REQUEST | Tally the lines in the following entries that include the word "Durazno"; state only the total.

DATA FOR THIS EXERCISE |
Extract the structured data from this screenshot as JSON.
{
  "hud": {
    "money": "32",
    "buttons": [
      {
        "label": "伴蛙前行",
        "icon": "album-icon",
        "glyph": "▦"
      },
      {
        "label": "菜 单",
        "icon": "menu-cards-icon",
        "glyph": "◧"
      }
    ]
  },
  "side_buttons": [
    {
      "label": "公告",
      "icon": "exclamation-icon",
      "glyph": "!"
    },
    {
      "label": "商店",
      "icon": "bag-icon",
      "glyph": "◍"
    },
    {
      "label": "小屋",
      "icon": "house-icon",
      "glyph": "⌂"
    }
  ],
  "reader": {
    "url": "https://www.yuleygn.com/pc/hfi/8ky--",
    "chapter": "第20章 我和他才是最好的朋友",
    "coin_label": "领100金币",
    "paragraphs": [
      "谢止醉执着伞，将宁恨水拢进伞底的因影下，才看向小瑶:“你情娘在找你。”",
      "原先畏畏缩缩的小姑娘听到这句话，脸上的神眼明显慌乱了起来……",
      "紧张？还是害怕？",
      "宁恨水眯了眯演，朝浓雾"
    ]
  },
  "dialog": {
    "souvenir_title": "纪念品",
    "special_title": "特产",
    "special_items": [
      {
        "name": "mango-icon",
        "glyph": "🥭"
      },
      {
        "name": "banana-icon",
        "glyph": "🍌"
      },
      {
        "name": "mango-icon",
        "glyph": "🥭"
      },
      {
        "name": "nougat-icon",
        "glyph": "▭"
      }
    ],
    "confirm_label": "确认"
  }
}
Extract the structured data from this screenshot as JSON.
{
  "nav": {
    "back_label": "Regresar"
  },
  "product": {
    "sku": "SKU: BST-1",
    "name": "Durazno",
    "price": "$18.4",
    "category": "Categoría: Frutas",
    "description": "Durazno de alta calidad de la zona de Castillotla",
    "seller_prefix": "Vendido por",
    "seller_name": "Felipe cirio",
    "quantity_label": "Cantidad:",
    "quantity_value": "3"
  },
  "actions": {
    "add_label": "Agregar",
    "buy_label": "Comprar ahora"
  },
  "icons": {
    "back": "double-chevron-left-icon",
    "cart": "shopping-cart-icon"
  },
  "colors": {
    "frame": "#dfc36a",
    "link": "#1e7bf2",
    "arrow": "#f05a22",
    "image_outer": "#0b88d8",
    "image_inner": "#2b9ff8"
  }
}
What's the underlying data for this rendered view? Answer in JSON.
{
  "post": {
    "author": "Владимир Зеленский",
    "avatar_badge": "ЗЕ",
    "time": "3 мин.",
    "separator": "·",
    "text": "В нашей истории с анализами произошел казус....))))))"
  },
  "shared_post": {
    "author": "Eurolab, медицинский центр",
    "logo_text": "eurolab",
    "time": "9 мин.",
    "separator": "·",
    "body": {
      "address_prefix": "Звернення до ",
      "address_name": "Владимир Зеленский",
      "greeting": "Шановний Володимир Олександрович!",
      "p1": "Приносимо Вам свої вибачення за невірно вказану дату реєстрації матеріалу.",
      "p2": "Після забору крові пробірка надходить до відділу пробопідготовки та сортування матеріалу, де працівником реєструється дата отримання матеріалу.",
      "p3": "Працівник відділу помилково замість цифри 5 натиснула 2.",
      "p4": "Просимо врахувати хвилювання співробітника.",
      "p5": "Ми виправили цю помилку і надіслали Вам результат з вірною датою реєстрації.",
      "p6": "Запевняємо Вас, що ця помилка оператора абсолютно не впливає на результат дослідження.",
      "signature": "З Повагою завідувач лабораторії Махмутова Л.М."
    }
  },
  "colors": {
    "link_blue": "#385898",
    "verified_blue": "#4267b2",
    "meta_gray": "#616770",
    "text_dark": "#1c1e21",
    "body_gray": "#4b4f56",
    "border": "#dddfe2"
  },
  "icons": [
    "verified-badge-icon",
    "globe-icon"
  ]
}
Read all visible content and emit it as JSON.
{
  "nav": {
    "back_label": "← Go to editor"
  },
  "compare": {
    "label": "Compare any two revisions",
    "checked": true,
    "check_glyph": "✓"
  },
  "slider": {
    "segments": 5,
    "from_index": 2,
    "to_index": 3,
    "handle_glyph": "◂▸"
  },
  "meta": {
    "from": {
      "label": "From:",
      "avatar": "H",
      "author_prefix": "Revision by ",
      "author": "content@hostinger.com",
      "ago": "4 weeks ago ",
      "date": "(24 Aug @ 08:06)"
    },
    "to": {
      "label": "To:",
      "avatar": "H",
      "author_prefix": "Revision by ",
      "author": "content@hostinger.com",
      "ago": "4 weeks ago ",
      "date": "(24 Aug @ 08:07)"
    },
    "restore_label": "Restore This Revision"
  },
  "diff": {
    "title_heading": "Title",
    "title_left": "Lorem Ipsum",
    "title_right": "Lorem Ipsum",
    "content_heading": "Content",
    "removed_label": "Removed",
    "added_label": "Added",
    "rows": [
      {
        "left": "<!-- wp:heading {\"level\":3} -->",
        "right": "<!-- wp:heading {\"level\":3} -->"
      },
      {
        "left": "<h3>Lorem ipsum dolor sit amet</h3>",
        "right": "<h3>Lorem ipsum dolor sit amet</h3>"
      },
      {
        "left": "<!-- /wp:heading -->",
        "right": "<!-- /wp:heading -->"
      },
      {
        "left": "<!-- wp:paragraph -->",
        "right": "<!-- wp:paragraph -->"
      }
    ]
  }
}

TASK OUTPUT | 2